GIVEN REQUEST:
Copy out all lines of the records in which the word "dropdown" appears.
** begin DATASET **
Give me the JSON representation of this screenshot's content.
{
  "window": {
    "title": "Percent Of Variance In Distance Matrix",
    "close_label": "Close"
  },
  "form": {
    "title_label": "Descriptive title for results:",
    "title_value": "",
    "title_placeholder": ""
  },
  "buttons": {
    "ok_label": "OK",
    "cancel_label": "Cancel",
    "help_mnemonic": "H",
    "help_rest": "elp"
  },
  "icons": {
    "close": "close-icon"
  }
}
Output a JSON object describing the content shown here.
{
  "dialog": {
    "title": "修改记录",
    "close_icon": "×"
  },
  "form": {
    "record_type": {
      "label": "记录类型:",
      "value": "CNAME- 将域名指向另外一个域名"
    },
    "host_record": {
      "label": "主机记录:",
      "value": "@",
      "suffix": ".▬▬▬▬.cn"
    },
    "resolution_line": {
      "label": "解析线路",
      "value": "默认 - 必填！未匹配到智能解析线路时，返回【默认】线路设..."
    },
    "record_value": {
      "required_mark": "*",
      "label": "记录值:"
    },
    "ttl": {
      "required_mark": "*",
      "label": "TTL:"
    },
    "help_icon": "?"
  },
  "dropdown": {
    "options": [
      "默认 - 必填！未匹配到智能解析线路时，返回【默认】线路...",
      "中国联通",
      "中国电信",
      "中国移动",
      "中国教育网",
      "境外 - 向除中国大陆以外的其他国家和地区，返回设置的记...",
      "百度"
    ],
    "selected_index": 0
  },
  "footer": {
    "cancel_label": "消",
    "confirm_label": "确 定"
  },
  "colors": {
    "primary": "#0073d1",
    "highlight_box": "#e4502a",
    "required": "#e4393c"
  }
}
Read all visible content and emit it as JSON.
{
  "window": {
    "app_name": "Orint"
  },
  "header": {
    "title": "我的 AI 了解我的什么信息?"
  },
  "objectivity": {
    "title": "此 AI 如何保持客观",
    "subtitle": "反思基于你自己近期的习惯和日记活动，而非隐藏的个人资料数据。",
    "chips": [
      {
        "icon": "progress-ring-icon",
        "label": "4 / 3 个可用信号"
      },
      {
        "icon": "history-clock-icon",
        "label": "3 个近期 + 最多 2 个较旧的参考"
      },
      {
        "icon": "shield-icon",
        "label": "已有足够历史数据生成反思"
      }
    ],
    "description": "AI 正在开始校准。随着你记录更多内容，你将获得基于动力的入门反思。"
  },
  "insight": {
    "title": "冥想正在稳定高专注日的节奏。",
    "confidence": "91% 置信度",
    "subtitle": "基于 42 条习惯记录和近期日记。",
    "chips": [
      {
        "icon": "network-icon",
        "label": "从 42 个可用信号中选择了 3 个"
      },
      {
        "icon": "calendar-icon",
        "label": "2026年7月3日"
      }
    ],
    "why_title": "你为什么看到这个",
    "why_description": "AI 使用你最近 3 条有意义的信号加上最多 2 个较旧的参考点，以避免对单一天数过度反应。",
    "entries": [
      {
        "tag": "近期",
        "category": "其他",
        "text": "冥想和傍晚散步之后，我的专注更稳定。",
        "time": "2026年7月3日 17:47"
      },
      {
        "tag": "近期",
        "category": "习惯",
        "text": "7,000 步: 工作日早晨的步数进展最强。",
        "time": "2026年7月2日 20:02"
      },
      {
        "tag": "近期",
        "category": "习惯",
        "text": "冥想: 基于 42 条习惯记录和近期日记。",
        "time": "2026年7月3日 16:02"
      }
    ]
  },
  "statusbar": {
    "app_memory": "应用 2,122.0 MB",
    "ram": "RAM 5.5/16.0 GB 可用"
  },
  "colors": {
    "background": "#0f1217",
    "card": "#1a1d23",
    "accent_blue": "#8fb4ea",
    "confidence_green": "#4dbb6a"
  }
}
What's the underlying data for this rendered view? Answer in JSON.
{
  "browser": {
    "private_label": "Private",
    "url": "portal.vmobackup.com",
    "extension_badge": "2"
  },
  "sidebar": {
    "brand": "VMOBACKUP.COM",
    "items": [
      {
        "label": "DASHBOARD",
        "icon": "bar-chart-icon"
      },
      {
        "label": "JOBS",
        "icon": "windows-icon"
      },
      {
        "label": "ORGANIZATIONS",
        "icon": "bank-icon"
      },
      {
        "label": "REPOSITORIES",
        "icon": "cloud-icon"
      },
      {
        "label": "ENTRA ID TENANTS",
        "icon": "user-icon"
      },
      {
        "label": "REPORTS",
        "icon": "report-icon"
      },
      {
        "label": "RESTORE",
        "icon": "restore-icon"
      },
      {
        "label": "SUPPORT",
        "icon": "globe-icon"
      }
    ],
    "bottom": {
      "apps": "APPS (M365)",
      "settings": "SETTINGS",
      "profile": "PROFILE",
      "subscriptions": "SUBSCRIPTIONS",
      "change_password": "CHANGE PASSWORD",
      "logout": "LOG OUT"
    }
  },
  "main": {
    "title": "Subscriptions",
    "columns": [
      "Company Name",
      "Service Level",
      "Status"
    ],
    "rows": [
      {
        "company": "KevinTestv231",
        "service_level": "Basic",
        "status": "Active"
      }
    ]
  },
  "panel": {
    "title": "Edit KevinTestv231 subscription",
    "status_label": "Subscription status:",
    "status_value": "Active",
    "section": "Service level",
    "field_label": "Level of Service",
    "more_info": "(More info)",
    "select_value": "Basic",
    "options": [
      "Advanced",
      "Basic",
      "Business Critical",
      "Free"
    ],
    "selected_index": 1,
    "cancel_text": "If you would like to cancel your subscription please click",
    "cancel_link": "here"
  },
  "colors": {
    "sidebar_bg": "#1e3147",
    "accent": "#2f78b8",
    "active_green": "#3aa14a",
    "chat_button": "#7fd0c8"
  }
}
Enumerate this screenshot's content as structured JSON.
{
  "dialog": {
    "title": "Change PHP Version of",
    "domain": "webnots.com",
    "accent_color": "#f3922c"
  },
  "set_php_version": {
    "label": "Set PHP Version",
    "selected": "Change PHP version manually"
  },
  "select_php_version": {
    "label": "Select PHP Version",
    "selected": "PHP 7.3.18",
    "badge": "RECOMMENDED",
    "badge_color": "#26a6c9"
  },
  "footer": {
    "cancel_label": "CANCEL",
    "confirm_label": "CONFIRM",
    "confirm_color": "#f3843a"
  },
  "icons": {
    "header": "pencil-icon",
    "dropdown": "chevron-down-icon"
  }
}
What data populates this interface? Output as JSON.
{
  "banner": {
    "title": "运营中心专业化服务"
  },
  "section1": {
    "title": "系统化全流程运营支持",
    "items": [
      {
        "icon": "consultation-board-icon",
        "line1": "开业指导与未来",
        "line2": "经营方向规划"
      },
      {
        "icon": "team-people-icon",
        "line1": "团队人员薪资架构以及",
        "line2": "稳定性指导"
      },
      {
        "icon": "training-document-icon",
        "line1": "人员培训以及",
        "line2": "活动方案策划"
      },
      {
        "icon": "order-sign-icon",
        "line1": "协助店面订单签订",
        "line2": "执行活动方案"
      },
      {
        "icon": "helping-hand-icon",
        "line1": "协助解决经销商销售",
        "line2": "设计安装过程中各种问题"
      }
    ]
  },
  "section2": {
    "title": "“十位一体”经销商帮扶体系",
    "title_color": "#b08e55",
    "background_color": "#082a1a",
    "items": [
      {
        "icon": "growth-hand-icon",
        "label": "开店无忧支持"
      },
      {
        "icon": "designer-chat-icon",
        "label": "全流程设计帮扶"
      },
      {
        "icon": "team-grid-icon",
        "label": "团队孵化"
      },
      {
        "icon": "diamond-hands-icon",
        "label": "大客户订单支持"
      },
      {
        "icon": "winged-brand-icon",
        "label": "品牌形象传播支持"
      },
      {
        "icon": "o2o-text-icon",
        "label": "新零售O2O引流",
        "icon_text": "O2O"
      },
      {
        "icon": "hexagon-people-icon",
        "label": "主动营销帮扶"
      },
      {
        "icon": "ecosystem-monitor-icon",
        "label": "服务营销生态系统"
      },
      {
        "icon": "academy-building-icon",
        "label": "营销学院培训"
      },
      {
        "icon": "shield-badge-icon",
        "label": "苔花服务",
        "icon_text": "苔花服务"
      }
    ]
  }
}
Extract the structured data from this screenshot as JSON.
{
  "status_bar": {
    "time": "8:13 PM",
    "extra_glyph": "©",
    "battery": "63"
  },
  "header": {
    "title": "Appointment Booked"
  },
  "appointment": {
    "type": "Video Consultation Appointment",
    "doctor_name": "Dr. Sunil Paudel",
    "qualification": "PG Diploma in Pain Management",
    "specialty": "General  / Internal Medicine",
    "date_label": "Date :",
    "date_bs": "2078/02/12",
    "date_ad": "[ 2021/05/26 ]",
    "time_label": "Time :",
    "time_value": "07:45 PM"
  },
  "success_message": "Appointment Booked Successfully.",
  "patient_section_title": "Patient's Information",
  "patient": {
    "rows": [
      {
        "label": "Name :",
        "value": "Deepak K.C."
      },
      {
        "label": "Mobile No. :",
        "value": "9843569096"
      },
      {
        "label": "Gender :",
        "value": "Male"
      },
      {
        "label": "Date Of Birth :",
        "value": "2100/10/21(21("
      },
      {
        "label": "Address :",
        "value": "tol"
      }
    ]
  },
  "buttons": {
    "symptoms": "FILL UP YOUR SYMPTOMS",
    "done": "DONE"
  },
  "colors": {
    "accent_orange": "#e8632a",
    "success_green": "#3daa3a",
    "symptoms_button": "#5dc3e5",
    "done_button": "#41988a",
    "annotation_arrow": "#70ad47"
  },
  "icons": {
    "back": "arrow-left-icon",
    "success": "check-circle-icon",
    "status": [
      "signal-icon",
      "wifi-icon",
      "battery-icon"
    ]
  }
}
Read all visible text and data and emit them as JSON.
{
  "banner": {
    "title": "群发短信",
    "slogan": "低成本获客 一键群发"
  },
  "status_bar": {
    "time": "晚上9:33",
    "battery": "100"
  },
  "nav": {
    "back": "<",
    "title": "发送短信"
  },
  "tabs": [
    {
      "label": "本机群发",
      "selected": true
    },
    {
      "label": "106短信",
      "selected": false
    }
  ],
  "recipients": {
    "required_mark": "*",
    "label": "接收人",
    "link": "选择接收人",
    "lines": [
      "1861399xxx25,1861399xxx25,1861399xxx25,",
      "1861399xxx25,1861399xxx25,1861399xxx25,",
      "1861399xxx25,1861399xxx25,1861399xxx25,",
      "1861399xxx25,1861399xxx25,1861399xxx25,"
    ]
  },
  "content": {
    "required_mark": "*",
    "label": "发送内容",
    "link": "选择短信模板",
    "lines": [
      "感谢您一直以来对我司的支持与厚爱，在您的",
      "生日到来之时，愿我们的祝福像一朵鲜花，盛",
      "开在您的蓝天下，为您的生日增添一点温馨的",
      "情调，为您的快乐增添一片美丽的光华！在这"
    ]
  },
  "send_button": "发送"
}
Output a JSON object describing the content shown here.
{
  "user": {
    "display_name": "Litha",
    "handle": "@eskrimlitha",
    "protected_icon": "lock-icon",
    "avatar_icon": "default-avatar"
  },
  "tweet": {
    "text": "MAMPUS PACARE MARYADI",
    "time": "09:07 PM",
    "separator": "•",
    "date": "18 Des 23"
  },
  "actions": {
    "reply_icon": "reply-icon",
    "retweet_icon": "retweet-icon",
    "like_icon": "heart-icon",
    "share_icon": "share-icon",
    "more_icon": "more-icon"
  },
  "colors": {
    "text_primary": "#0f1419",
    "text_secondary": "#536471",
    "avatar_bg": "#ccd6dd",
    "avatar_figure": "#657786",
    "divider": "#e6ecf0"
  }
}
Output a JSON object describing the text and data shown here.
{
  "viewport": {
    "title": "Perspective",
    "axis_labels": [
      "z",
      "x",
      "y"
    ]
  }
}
** end DATASET **
CORRECT ANSWER:
  "dropdown": {
    "dropdown": "chevron-down-icon"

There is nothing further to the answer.